**What you are asked to do:**
Return every record below exactly as written, but leave out the pictures.

**Task input:**

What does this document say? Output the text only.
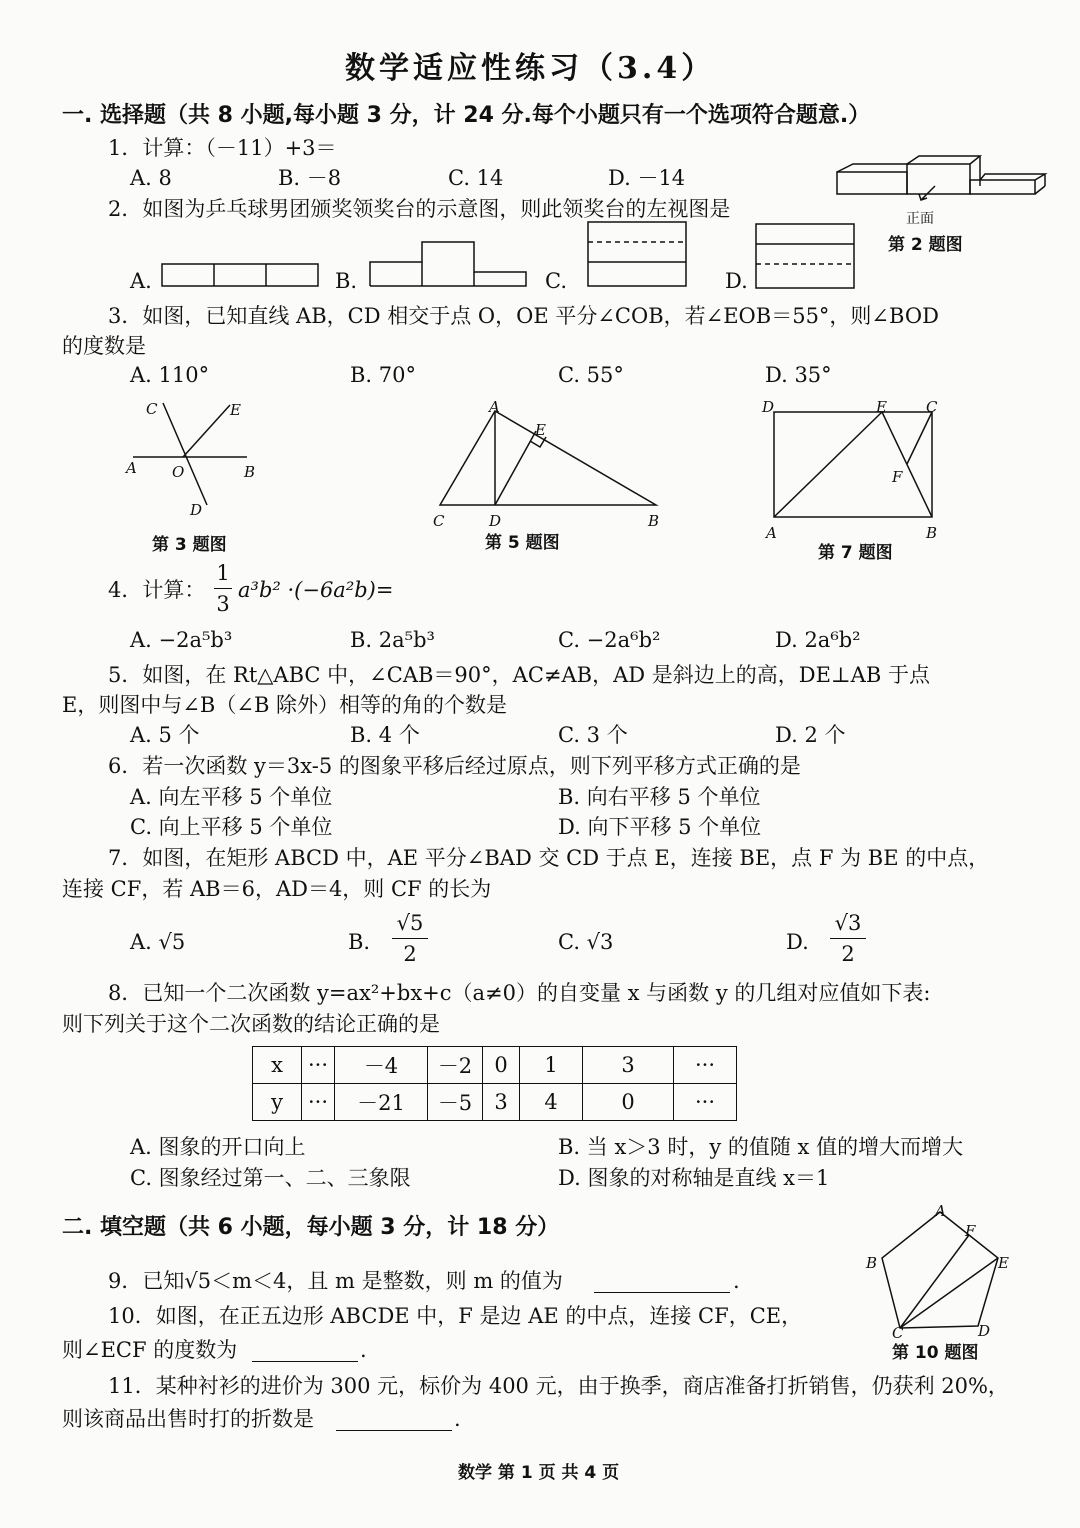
数学适应性练习（3.4）
一. 选择题（共 8 小题,每小题 3 分，计 24 分.每个小题只有一个选项符合题意.）
1．计算：（－11）+3＝
A. 8	B. －8	C. 14	D. －14
正面
第 2 题图
2．如图为乒乓球男团颁奖领奖台的示意图，则此领奖台的左视图是
A.	B.	C.	D.
3．如图，已知直线 AB，CD 相交于点 O，OE 平分∠COB，若∠EOB＝55°，则∠BOD
的度数是
A. 110°	B. 70°	C. 55°	D. 35°
C	E
A O	B
D
第 3 题图
A
E
C	D	B
第 5 题图
D	E	C
F
A	B
第 7 题图
4．计算：
1
3
a³b² ·(−6a²b)=
A. −2a⁵b³	B. 2a⁵b³	C. −2a⁶b²	D. 2a⁶b²
5．如图，在 Rt△ABC 中，∠CAB＝90°，AC≠AB，AD 是斜边上的高，DE⊥AB 于点
E，则图中与∠B（∠B 除外）相等的角的个数是
A. 5 个	B. 4 个	C. 3 个	D. 2 个
6．若一次函数 y＝3x-5 的图象平移后经过原点，则下列平移方式正确的是
A. 向左平移 5 个单位	B. 向右平移 5 个单位
C. 向上平移 5 个单位	D. 向下平移 5 个单位
7．如图，在矩形 ABCD 中，AE 平分∠BAD 交 CD 于点 E，连接 BE，点 F 为 BE 的中点，
连接 CF，若 AB＝6，AD＝4，则 CF 的长为
A. √5	B.
√5
2	C. √3	D.
√3
2
8．已知一个二次函数 y=ax²+bx+c（a≠0）的自变量 x 与函数 y 的几组对应值如下表:
则下列关于这个二次函数的结论正确的是
x	···	－4	－2	0	1	3	···
y	···	－21	－5	3	4	0	···
A. 图象的开口向上	B. 当 x＞3 时，y 的值随 x 值的增大而增大
C. 图象经过第一、二、三象限	D. 图象的对称轴是直线 x＝1
二. 填空题（共 6 小题，每小题 3 分，计 18 分）
A
F
B	E
C	D
第 10 题图
9．已知√5＜m＜4，且 m 是整数，则 m 的值为	.
10．如图，在正五边形 ABCDE 中，F 是边 AE 的中点，连接 CF，CE，
则∠ECF 的度数为	.
11．某种衬衫的进价为 300 元，标价为 400 元，由于换季，商店准备打折销售，仍获利 20%，
则该商品出售时打的折数是	.
数学 第 1 页 共 4 页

**Solution for this exercise:**
What does this document say? Output the text only.
数学适应性练习（3.4）
一. 选择题（共 8 小题,每小题 3 分，计 24 分.每个小题只有一个选项符合题意.）
1．计算：（－11）+3＝
A. 8	B. －8	C. 14	D. －14
正面
第 2 题图
2．如图为乒乓球男团颁奖领奖台的示意图，则此领奖台的左视图是
A.	B.	C.	D.
3．如图，已知直线 AB，CD 相交于点 O，OE 平分∠COB，若∠EOB＝55°，则∠BOD
的度数是
A. 110°	B. 70°	C. 55°	D. 35°
C	E
A O	B
D
第 3 题图
A
E
C	D	B
第 5 题图
D	E	C
F
A	B
第 7 题图
4．计算：
1
3
a³b² ·(−6a²b)=
A. −2a⁵b³	B. 2a⁵b³	C. −2a⁶b²	D. 2a⁶b²
5．如图，在 Rt△ABC 中，∠CAB＝90°，AC≠AB，AD 是斜边上的高，DE⊥AB 于点
E，则图中与∠B（∠B 除外）相等的角的个数是
A. 5 个	B. 4 个	C. 3 个	D. 2 个
6．若一次函数 y＝3x-5 的图象平移后经过原点，则下列平移方式正确的是
A. 向左平移 5 个单位	B. 向右平移 5 个单位
C. 向上平移 5 个单位	D. 向下平移 5 个单位
7．如图，在矩形 ABCD 中，AE 平分∠BAD 交 CD 于点 E，连接 BE，点 F 为 BE 的中点，
连接 CF，若 AB＝6，AD＝4，则 CF 的长为
A. √5	B.
√5
2	C. √3	D.
√3
2
8．已知一个二次函数 y=ax²+bx+c（a≠0）的自变量 x 与函数 y 的几组对应值如下表:
则下列关于这个二次函数的结论正确的是
x	···	－4	－2	0	1	3	···
y	···	－21	－5	3	4	0	···
A. 图象的开口向上	B. 当 x＞3 时，y 的值随 x 值的增大而增大
C. 图象经过第一、二、三象限	D. 图象的对称轴是直线 x＝1
二. 填空题（共 6 小题，每小题 3 分，计 18 分）
A
F
B	E
C	D
第 10 题图
9．已知√5＜m＜4，且 m 是整数，则 m 的值为	.
10．如图，在正五边形 ABCDE 中，F 是边 AE 的中点，连接 CF，CE，
则∠ECF 的度数为	.
11．某种衬衫的进价为 300 元，标价为 400 元，由于换季，商店准备打折销售，仍获利 20%，
则该商品出售时打的折数是	.
数学 第 1 页 共 4 页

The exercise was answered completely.